**Short task:**
Omit the pictures and return every entry exactly as written.

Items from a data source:

## START

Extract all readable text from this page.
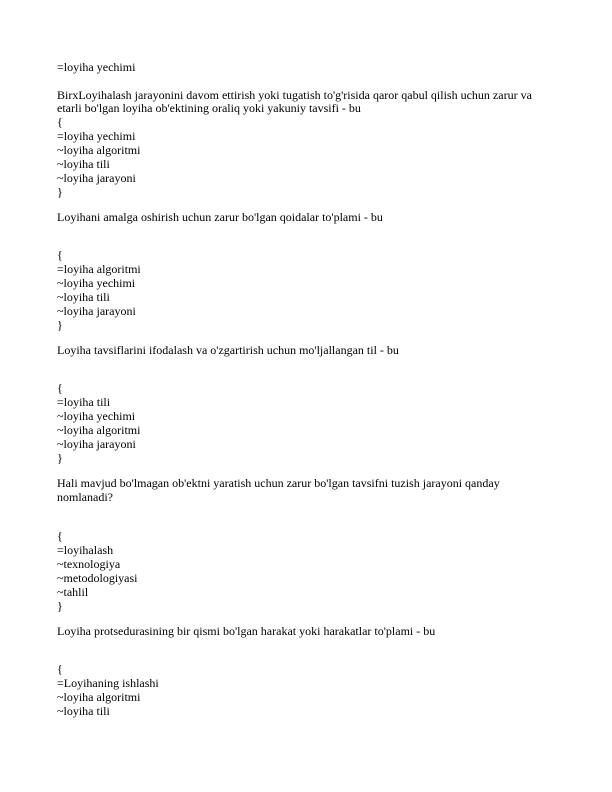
=loyiha yechimi
BirxLoyihalash jarayonini davom ettirish yoki tugatish to'g'risida qaror qabul qilish uchun zarur va
etarli bo'lgan loyiha ob'ektining oraliq yoki yakuniy tavsifi - bu
{
=loyiha yechimi
~loyiha algoritmi
~loyiha tili
~loyiha jarayoni
}
Loyihani amalga oshirish uchun zarur bo'lgan qoidalar to'plami - bu
{
=loyiha algoritmi
~loyiha yechimi
~loyiha tili
~loyiha jarayoni
}
Loyiha tavsiflarini ifodalash va o'zgartirish uchun mo'ljallangan til - bu
{
=loyiha tili
~loyiha yechimi
~loyiha algoritmi
~loyiha jarayoni
}
Hali mavjud bo'lmagan ob'ektni yaratish uchun zarur bo'lgan tavsifni tuzish jarayoni qanday
nomlanadi?
{
=loyihalash
~texnologiya
~metodologiyasi
~tahlil
}
Loyiha protsedurasining bir qismi bo'lgan harakat yoki harakatlar to'plami - bu
{
=Loyihaning ishlashi
~loyiha algoritmi
~loyiha tili
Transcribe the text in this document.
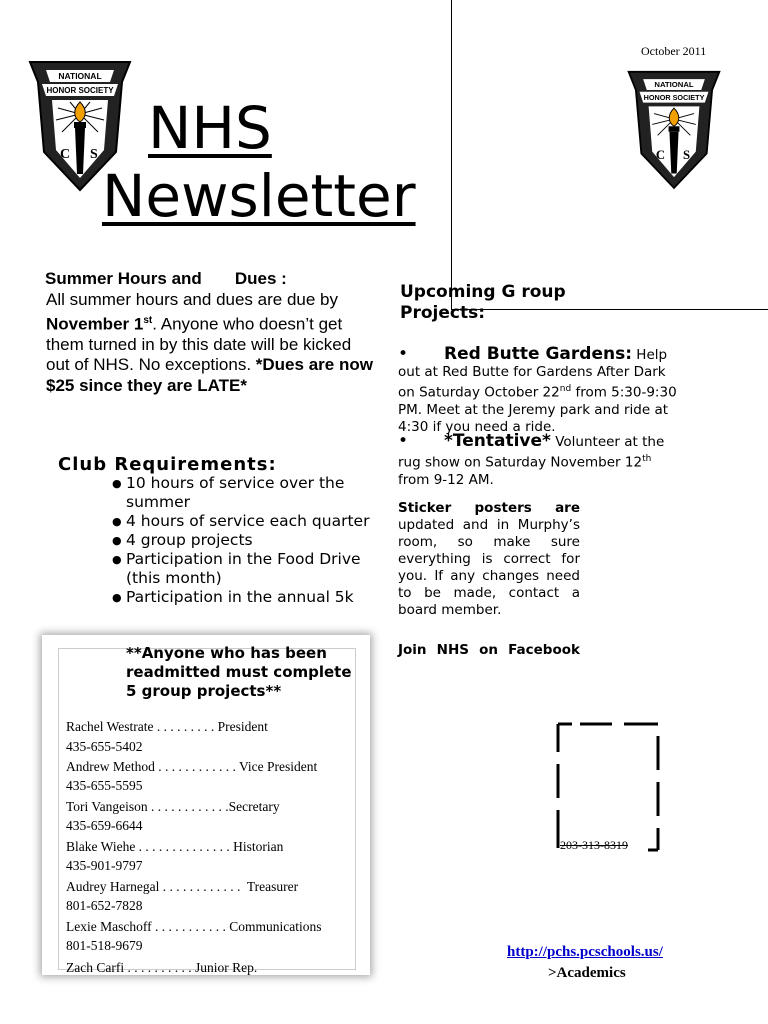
October 2011
NATIONAL
HONOR SOCIETY
C S
NATIONAL
HONOR SOCIETY
C S
NHS
Newsletter
Summer Hours and       Dues :
All summer hours and dues are due by November 1st. Anyone who doesn’t get them turned in by this date will be kicked out of NHS. No exceptions. *Dues are now $25 since they are LATE*
Club Requirements:
● 10 hours of service over the summer
● 4 hours of service each quarter
● 4 group projects
● Participation in the Food Drive (this month)
● Participation in the annual 5k
**Anyone who has been readmitted must complete 5 group projects**
Rachel Westrate . . . . . . . . . President
435-655-5402
Andrew Method . . . . . . . . . . . . Vice President
435-655-5595
Tori Vangeison . . . . . . . . . . . .Secretary
435-659-6644
Blake Wiehe . . . . . . . . . . . . . . Historian
435-901-9797
Audrey Harnegal . . . . . . . . . . . .  Treasurer
801-652-7828
Lexie Maschoff . . . . . . . . . . . Communications
801-518-9679
Zach Carfi . . . . . . . . . . Junior Rep.
Upcoming G roup Projects:
• Red Butte Gardens: Help out at Red Butte for Gardens After Dark on Saturday October 22nd from 5:30-9:30 PM. Meet at the Jeremy park and ride at 4:30 if you need a ride.
• *Tentative* Volunteer at the rug show on Saturday November 12th from 9-12 AM.
Sticker posters are updated and in Murphy’s room, so make sure everything is correct for you. If any changes need to be made, contact a board member.
Join NHS on Facebook
203-313-8319
http://pchs.pcschools.us/
>Academics
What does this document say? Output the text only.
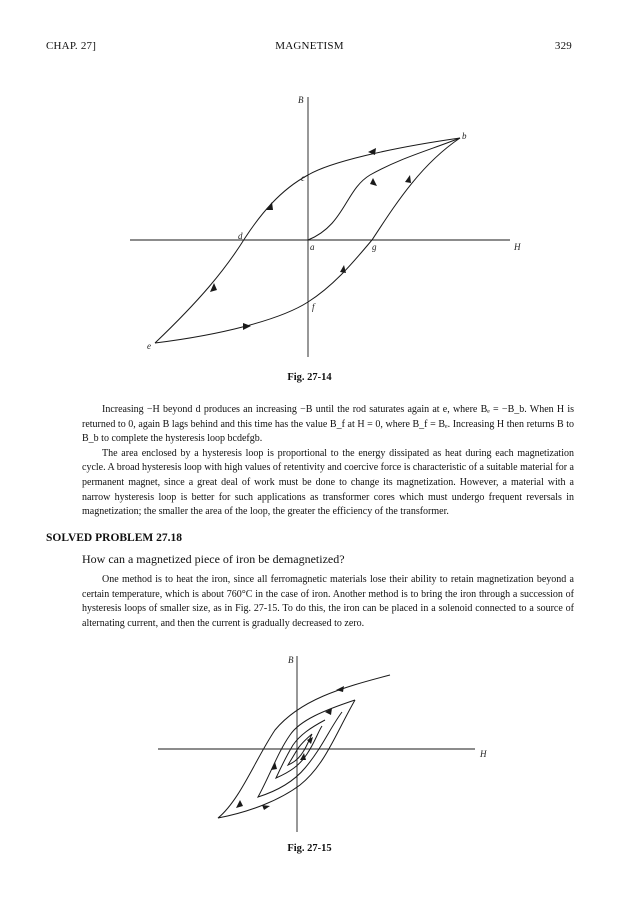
CHAP. 27]	MAGNETISM	329
B
H
a
b
c
d
e
f
g
B
H
Fig. 27-14

Increasing −H beyond d produces an increasing −B until the rod saturates again at e, where Bₑ = −B_b. When H is returned to 0, again B lags behind and this time has the value B_f at H = 0, where B_f = Bₑ. Increasing H then returns B to B_b to complete the hysteresis loop bcdefgb.

The area enclosed by a hysteresis loop is proportional to the energy dissipated as heat during each magnetization cycle. A broad hysteresis loop with high values of retentivity and coercive force is characteristic of a suitable material for a permanent magnet, since a great deal of work must be done to change its magnetization. However, a material with a narrow hysteresis loop is better for such applications as transformer cores which must undergo frequent reversals in magnetization; the smaller the area of the loop, the greater the efficiency of the transformer.

SOLVED PROBLEM 27.18
How can a magnetized piece of iron be demagnetized?

One method is to heat the iron, since all ferromagnetic materials lose their ability to retain magnetization beyond a certain temperature, which is about 760°C in the case of iron. Another method is to bring the iron through a succession of hysteresis loops of smaller size, as in Fig. 27-15. To do this, the iron can be placed in a solenoid connected to a source of alternating current, and then the current is gradually decreased to zero.

Fig. 27-15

## END

**Result for this exercise:**
Extract all readable text from this page.
=loyiha yechimi
BirxLoyihalash jarayonini davom ettirish yoki tugatish to'g'risida qaror qabul qilish uchun zarur va
etarli bo'lgan loyiha ob'ektining oraliq yoki yakuniy tavsifi - bu
{
=loyiha yechimi
~loyiha algoritmi
~loyiha tili
~loyiha jarayoni
}
Loyihani amalga oshirish uchun zarur bo'lgan qoidalar to'plami - bu
{
=loyiha algoritmi
~loyiha yechimi
~loyiha tili
~loyiha jarayoni
}
Loyiha tavsiflarini ifodalash va o'zgartirish uchun mo'ljallangan til - bu
{
=loyiha tili
~loyiha yechimi
~loyiha algoritmi
~loyiha jarayoni
}
Hali mavjud bo'lmagan ob'ektni yaratish uchun zarur bo'lgan tavsifni tuzish jarayoni qanday
nomlanadi?
{
=loyihalash
~texnologiya
~metodologiyasi
~tahlil
}
Loyiha protsedurasining bir qismi bo'lgan harakat yoki harakatlar to'plami - bu
{
=Loyihaning ishlashi
~loyiha algoritmi
~loyiha tili
Transcribe the text in this document.
October 2011
NATIONAL
HONOR SOCIETY
C S
NATIONAL
HONOR SOCIETY
C S
NHS
Newsletter
Summer Hours and       Dues :
All summer hours and dues are due by November 1st. Anyone who doesn’t get them turned in by this date will be kicked out of NHS. No exceptions. *Dues are now $25 since they are LATE*
Club Requirements:
● 10 hours of service over the summer
● 4 hours of service each quarter
● 4 group projects
● Participation in the Food Drive (this month)
● Participation in the annual 5k
**Anyone who has been readmitted must complete 5 group projects**
Rachel Westrate . . . . . . . . . President
435-655-5402
Andrew Method . . . . . . . . . . . . Vice President
435-655-5595
Tori Vangeison . . . . . . . . . . . .Secretary
435-659-6644
Blake Wiehe . . . . . . . . . . . . . . Historian
435-901-9797
Audrey Harnegal . . . . . . . . . . . .  Treasurer
801-652-7828
Lexie Maschoff . . . . . . . . . . . Communications
801-518-9679
Zach Carfi . . . . . . . . . . Junior Rep.
Upcoming G roup Projects:
• Red Butte Gardens: Help out at Red Butte for Gardens After Dark on Saturday October 22nd from 5:30-9:30 PM. Meet at the Jeremy park and ride at 4:30 if you need a ride.
• *Tentative* Volunteer at the rug show on Saturday November 12th from 9-12 AM.
Sticker posters are updated and in Murphy’s room, so make sure everything is correct for you. If any changes need to be made, contact a board member.
Join NHS on Facebook
203-313-8319
http://pchs.pcschools.us/
>Academics
What does this document say? Output the text only.
CHAP. 27]	MAGNETISM	329
B
H
a
b
c
d
e
f
g
B
H
Fig. 27-14

Increasing −H beyond d produces an increasing −B until the rod saturates again at e, where Bₑ = −B_b. When H is returned to 0, again B lags behind and this time has the value B_f at H = 0, where B_f = Bₑ. Increasing H then returns B to B_b to complete the hysteresis loop bcdefgb.

The area enclosed by a hysteresis loop is proportional to the energy dissipated as heat during each magnetization cycle. A broad hysteresis loop with high values of retentivity and coercive force is characteristic of a suitable material for a permanent magnet, since a great deal of work must be done to change its magnetization. However, a material with a narrow hysteresis loop is better for such applications as transformer cores which must undergo frequent reversals in magnetization; the smaller the area of the loop, the greater the efficiency of the transformer.

SOLVED PROBLEM 27.18
How can a magnetized piece of iron be demagnetized?

One method is to heat the iron, since all ferromagnetic materials lose their ability to retain magnetization beyond a certain temperature, which is about 760°C in the case of iron. Another method is to bring the iron through a succession of hysteresis loops of smaller size, as in Fig. 27-15. To do this, the iron can be placed in a solenoid connected to a source of alternating current, and then the current is gradually decreased to zero.

Fig. 27-15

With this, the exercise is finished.